• **Entries with figure data**:
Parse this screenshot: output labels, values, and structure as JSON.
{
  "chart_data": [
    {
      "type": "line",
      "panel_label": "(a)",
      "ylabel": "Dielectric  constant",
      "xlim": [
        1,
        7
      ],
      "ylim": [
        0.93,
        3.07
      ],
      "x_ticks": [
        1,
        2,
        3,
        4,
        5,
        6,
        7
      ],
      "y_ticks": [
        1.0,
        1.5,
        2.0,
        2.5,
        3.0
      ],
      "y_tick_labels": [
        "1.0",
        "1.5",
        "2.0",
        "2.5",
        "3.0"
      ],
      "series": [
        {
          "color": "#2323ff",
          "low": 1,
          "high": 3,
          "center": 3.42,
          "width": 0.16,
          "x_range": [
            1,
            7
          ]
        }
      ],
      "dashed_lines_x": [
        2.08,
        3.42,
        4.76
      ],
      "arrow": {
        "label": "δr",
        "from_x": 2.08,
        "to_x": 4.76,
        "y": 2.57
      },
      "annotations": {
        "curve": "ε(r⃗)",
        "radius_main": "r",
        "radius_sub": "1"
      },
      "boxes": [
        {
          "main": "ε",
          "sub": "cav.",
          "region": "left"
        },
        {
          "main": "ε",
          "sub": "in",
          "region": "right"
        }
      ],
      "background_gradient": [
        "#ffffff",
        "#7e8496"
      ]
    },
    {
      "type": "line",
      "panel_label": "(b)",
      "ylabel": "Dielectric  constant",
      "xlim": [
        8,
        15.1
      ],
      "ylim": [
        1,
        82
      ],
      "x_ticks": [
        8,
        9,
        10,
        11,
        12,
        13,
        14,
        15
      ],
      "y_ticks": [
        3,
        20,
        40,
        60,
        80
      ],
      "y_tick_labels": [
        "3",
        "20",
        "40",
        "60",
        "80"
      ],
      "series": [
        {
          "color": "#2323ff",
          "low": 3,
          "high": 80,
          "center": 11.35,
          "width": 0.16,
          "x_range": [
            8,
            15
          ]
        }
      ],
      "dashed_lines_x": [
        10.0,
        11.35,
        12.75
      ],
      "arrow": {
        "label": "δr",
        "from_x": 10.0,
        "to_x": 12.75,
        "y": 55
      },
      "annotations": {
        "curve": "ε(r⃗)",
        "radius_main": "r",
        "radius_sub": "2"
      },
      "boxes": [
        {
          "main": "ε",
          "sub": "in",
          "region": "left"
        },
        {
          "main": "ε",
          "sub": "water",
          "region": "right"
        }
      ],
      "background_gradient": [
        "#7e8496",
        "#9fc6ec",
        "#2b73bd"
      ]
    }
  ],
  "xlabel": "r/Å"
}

• **DIRECTIONS FOR THIS TASK**: Print all the data exactly.

• **THE RESULT**:
Parse this screenshot: output labels, values, and structure as JSON.
{
  "chart_data": [
    {
      "type": "line",
      "panel_label": "(a)",
      "ylabel": "Dielectric  constant",
      "xlim": [
        1,
        7
      ],
      "ylim": [
        0.93,
        3.07
      ],
      "x_ticks": [
        1,
        2,
        3,
        4,
        5,
        6,
        7
      ],
      "y_ticks": [
        1.0,
        1.5,
        2.0,
        2.5,
        3.0
      ],
      "y_tick_labels": [
        "1.0",
        "1.5",
        "2.0",
        "2.5",
        "3.0"
      ],
      "series": [
        {
          "color": "#2323ff",
          "low": 1,
          "high": 3,
          "center": 3.42,
          "width": 0.16,
          "x_range": [
            1,
            7
          ]
        }
      ],
      "dashed_lines_x": [
        2.08,
        3.42,
        4.76
      ],
      "arrow": {
        "label": "δr",
        "from_x": 2.08,
        "to_x": 4.76,
        "y": 2.57
      },
      "annotations": {
        "curve": "ε(r⃗)",
        "radius_main": "r",
        "radius_sub": "1"
      },
      "boxes": [
        {
          "main": "ε",
          "sub": "cav.",
          "region": "left"
        },
        {
          "main": "ε",
          "sub": "in",
          "region": "right"
        }
      ],
      "background_gradient": [
        "#ffffff",
        "#7e8496"
      ]
    },
    {
      "type": "line",
      "panel_label": "(b)",
      "ylabel": "Dielectric  constant",
      "xlim": [
        8,
        15.1
      ],
      "ylim": [
        1,
        82
      ],
      "x_ticks": [
        8,
        9,
        10,
        11,
        12,
        13,
        14,
        15
      ],
      "y_ticks": [
        3,
        20,
        40,
        60,
        80
      ],
      "y_tick_labels": [
        "3",
        "20",
        "40",
        "60",
        "80"
      ],
      "series": [
        {
          "color": "#2323ff",
          "low": 3,
          "high": 80,
          "center": 11.35,
          "width": 0.16,
          "x_range": [
            8,
            15
          ]
        }
      ],
      "dashed_lines_x": [
        10.0,
        11.35,
        12.75
      ],
      "arrow": {
        "label": "δr",
        "from_x": 10.0,
        "to_x": 12.75,
        "y": 55
      },
      "annotations": {
        "curve": "ε(r⃗)",
        "radius_main": "r",
        "radius_sub": "2"
      },
      "boxes": [
        {
          "main": "ε",
          "sub": "in",
          "region": "left"
        },
        {
          "main": "ε",
          "sub": "water",
          "region": "right"
        }
      ],
      "background_gradient": [
        "#7e8496",
        "#9fc6ec",
        "#2b73bd"
      ]
    }
  ],
  "xlabel": "r/Å"
}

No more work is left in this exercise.